== Stated task ==
Going through the material below, please gather all lines with the word "this" in them.

>> BEGIN Dataset entries

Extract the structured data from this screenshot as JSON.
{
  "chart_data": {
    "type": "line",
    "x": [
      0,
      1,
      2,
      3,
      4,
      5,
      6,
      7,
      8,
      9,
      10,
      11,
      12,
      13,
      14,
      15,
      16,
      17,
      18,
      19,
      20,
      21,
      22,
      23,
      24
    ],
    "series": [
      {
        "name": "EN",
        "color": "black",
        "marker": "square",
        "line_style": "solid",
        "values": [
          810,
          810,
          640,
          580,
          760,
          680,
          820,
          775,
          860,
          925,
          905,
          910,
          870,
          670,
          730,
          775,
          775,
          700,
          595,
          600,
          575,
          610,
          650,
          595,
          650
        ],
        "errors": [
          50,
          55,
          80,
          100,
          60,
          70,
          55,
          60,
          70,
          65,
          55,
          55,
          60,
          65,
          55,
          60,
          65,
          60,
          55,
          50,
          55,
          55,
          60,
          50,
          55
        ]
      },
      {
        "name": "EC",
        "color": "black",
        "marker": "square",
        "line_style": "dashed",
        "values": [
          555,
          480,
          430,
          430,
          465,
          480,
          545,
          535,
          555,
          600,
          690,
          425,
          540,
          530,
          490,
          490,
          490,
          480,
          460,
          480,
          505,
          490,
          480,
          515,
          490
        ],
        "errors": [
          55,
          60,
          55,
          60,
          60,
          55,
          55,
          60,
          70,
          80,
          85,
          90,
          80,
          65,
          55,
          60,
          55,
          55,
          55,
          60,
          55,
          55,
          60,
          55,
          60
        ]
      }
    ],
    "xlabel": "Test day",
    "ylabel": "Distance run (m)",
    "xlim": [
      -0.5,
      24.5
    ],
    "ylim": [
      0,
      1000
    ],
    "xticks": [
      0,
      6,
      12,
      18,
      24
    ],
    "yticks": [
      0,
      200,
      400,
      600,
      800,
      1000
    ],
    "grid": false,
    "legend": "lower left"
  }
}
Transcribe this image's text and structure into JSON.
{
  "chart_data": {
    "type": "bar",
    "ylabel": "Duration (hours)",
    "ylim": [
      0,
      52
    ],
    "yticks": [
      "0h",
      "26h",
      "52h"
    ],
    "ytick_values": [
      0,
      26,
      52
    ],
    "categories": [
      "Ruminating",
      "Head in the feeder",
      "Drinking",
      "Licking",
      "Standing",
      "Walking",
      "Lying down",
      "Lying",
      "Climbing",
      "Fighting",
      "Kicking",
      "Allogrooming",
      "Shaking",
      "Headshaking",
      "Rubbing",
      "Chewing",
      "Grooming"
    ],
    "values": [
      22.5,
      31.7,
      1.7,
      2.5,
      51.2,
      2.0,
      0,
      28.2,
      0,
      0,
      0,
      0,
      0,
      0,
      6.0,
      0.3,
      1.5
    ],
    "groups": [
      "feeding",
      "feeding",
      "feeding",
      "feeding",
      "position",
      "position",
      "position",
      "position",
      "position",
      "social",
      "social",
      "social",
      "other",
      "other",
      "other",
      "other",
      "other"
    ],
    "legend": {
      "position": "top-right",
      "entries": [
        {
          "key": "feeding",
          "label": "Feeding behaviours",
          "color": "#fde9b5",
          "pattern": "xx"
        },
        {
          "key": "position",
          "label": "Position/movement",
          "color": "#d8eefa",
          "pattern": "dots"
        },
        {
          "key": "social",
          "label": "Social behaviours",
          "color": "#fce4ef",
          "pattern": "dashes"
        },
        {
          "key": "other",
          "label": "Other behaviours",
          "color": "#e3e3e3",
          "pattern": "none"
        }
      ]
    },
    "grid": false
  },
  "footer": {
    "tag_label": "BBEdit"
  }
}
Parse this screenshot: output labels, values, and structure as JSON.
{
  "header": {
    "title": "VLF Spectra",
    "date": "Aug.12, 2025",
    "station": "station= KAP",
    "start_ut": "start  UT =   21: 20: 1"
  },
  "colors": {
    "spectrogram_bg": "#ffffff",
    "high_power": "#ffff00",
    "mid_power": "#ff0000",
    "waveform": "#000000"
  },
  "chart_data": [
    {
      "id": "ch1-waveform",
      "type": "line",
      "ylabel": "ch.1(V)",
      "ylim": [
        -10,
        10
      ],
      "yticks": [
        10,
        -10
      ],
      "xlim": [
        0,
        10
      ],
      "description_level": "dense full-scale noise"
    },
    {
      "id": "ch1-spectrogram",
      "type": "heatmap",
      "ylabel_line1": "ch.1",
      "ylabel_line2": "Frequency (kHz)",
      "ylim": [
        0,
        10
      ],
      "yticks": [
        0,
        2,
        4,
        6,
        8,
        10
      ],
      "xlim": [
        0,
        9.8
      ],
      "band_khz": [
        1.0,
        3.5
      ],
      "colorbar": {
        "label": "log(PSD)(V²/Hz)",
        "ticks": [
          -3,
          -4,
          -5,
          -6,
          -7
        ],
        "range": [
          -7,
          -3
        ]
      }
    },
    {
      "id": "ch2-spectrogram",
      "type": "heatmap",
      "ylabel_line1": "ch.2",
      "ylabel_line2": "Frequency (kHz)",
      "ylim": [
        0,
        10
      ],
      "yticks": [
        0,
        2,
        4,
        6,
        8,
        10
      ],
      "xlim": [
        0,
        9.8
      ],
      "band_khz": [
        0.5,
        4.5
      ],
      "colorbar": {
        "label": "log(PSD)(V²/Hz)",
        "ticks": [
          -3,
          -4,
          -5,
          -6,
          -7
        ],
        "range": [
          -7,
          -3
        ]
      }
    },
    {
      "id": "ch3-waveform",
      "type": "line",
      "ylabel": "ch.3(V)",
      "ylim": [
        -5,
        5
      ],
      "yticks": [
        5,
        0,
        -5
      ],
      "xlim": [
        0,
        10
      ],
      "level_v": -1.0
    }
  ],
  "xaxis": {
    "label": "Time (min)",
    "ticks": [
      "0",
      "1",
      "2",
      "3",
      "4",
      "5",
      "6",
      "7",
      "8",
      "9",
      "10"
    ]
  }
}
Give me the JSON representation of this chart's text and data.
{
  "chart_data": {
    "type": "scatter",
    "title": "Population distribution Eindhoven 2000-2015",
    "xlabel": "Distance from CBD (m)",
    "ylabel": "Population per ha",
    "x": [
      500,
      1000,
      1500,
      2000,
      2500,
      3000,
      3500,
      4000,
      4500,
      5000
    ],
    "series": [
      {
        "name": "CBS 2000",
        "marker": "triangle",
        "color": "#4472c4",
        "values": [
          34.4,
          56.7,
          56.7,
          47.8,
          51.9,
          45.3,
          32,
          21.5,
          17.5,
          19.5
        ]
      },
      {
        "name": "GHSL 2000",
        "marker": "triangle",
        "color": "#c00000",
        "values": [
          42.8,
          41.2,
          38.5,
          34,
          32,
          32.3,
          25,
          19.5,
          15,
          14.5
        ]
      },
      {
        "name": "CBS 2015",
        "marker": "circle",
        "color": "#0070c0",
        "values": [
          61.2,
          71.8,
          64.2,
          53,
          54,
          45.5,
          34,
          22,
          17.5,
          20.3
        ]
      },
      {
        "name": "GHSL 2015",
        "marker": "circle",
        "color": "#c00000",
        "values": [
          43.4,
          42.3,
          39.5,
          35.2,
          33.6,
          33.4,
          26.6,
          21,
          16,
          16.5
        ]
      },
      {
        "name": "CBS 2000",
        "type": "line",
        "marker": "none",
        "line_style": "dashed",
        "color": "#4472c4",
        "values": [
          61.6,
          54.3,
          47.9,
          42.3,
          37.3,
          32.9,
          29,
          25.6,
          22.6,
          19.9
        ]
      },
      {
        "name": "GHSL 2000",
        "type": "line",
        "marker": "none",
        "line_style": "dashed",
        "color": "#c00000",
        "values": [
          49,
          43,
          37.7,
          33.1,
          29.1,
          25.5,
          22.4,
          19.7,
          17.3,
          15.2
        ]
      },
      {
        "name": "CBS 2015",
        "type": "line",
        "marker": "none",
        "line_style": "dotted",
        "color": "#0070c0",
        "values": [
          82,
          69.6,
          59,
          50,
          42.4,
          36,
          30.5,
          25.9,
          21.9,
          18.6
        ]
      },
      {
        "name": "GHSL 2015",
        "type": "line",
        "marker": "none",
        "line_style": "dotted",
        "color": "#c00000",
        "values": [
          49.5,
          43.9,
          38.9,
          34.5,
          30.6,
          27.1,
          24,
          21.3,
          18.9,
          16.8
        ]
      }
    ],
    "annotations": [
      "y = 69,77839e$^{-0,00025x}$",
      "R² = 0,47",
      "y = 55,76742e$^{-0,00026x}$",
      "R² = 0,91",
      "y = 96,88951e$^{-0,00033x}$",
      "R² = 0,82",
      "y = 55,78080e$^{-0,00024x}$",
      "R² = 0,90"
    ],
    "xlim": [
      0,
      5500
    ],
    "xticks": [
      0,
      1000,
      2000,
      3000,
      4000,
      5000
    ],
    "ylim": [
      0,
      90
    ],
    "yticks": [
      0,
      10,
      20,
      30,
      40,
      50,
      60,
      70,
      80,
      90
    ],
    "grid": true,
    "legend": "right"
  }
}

>> END Dataset entries

== Complete output ==
Extract the structured data from this screenshot as JSON.
Transcribe this image's text and structure into JSON.
Parse this screenshot: output labels, values, and structure as JSON.
Give me the JSON representation of this chart's text and data.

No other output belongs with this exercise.